- [Task objective] Transcribe verbatim the lines running from the start of the records through the line that contains "The tape drive 10 is at (478, 62).", with both ends included.

- [Dataset items]
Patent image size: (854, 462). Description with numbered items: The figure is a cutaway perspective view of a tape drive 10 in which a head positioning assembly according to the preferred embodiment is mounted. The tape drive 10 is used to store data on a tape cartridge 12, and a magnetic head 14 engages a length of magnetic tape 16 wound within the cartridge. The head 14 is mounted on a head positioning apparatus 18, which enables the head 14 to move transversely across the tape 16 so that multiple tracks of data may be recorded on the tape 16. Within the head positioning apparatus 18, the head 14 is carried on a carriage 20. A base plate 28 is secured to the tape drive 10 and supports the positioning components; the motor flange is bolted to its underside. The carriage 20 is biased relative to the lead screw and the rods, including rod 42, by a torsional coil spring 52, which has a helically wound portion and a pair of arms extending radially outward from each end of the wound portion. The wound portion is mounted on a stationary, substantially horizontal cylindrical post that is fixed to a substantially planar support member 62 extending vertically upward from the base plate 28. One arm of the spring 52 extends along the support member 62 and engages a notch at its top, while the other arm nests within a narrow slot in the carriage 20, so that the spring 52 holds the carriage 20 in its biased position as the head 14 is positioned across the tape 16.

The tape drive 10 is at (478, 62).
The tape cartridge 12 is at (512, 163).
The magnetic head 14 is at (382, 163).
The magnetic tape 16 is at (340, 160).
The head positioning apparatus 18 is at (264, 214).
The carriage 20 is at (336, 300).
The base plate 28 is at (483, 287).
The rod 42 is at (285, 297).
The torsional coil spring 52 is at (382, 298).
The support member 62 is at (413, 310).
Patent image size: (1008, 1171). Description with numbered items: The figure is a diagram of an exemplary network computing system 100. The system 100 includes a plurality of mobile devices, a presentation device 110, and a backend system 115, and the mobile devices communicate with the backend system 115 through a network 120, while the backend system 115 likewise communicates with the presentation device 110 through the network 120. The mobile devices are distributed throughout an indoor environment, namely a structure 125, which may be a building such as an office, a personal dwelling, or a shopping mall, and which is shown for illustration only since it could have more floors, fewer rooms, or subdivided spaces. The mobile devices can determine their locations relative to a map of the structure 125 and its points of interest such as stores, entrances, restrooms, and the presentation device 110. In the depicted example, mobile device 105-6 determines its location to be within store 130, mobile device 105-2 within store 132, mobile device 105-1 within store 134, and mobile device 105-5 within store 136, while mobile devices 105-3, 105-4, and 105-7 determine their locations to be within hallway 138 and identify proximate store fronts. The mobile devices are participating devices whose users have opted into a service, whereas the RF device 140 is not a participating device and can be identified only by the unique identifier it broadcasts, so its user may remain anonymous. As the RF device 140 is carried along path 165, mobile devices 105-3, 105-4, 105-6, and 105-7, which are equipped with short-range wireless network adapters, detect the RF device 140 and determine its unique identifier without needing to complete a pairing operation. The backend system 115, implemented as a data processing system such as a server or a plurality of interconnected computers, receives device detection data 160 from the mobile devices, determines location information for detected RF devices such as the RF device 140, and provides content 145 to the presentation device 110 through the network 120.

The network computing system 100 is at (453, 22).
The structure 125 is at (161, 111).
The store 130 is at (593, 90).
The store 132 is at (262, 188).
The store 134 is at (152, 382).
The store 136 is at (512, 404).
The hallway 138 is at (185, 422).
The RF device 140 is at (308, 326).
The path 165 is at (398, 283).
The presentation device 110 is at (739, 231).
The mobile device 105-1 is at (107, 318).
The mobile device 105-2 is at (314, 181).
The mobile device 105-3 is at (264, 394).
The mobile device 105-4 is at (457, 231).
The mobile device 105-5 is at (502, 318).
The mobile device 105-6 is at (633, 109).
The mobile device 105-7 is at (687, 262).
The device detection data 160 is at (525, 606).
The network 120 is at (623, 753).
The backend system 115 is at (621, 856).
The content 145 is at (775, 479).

- [Result]
Patent image size: (854, 462). Description with numbered items: The figure is a cutaway perspective view of a tape drive 10 in which a head positioning assembly according to the preferred embodiment is mounted. The tape drive 10 is used to store data on a tape cartridge 12, and a magnetic head 14 engages a length of magnetic tape 16 wound within the cartridge. The head 14 is mounted on a head positioning apparatus 18, which enables the head 14 to move transversely across the tape 16 so that multiple tracks of data may be recorded on the tape 16. Within the head positioning apparatus 18, the head 14 is carried on a carriage 20. A base plate 28 is secured to the tape drive 10 and supports the positioning components; the motor flange is bolted to its underside. The carriage 20 is biased relative to the lead screw and the rods, including rod 42, by a torsional coil spring 52, which has a helically wound portion and a pair of arms extending radially outward from each end of the wound portion. The wound portion is mounted on a stationary, substantially horizontal cylindrical post that is fixed to a substantially planar support member 62 extending vertically upward from the base plate 28. One arm of the spring 52 extends along the support member 62 and engages a notch at its top, while the other arm nests within a narrow slot in the carriage 20, so that the spring 52 holds the carriage 20 in its biased position as the head 14 is positioned across the tape 16.

The tape drive 10 is at (478, 62).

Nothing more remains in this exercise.